Find each line with the string "Maryam" and report it.

********************

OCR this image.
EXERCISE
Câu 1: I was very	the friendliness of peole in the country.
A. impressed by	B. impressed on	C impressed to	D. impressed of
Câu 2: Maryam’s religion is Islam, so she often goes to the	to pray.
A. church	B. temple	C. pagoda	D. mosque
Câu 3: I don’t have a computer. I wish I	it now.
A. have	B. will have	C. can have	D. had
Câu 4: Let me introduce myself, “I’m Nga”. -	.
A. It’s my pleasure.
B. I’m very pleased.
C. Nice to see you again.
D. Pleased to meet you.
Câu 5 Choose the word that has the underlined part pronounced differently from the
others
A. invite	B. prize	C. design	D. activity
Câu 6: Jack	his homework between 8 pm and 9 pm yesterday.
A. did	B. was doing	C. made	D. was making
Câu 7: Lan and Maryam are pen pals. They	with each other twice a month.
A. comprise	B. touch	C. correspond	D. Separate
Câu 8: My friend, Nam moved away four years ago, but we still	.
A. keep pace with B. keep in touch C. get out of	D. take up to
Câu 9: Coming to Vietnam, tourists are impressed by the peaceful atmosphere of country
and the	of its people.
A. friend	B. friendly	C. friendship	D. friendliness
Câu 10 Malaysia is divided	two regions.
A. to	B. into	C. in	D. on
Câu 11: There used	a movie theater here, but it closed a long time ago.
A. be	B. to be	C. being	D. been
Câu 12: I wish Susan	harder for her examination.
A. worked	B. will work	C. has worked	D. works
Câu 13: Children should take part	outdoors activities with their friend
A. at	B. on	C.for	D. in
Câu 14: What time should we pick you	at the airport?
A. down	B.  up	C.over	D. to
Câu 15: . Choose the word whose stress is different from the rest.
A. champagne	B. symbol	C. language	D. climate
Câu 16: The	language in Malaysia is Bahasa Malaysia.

********************

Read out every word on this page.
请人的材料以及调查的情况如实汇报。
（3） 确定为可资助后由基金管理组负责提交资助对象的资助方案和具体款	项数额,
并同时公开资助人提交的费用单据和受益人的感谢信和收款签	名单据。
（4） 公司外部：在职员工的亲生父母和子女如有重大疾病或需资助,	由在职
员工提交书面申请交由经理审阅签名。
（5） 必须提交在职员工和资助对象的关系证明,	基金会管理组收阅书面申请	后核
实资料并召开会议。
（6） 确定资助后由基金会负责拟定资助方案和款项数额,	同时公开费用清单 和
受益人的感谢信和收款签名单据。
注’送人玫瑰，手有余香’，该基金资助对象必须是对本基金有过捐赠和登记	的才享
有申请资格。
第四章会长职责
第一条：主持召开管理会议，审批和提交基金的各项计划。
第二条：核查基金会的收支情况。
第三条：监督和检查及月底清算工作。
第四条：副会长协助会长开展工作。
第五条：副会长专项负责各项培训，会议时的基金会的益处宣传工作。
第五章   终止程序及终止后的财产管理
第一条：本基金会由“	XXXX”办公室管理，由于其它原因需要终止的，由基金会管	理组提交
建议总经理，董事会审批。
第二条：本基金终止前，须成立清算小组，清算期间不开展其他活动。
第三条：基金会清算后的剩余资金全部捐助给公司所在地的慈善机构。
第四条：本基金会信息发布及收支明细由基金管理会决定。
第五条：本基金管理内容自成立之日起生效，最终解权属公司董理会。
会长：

********************

| RESPONSE TO THIS EXERCISE |
Câu 2: Maryam’s religion is Islam, so she often goes to the	to pray.
Câu 7: Lan and Maryam are pen pals. They	with each other twice a month.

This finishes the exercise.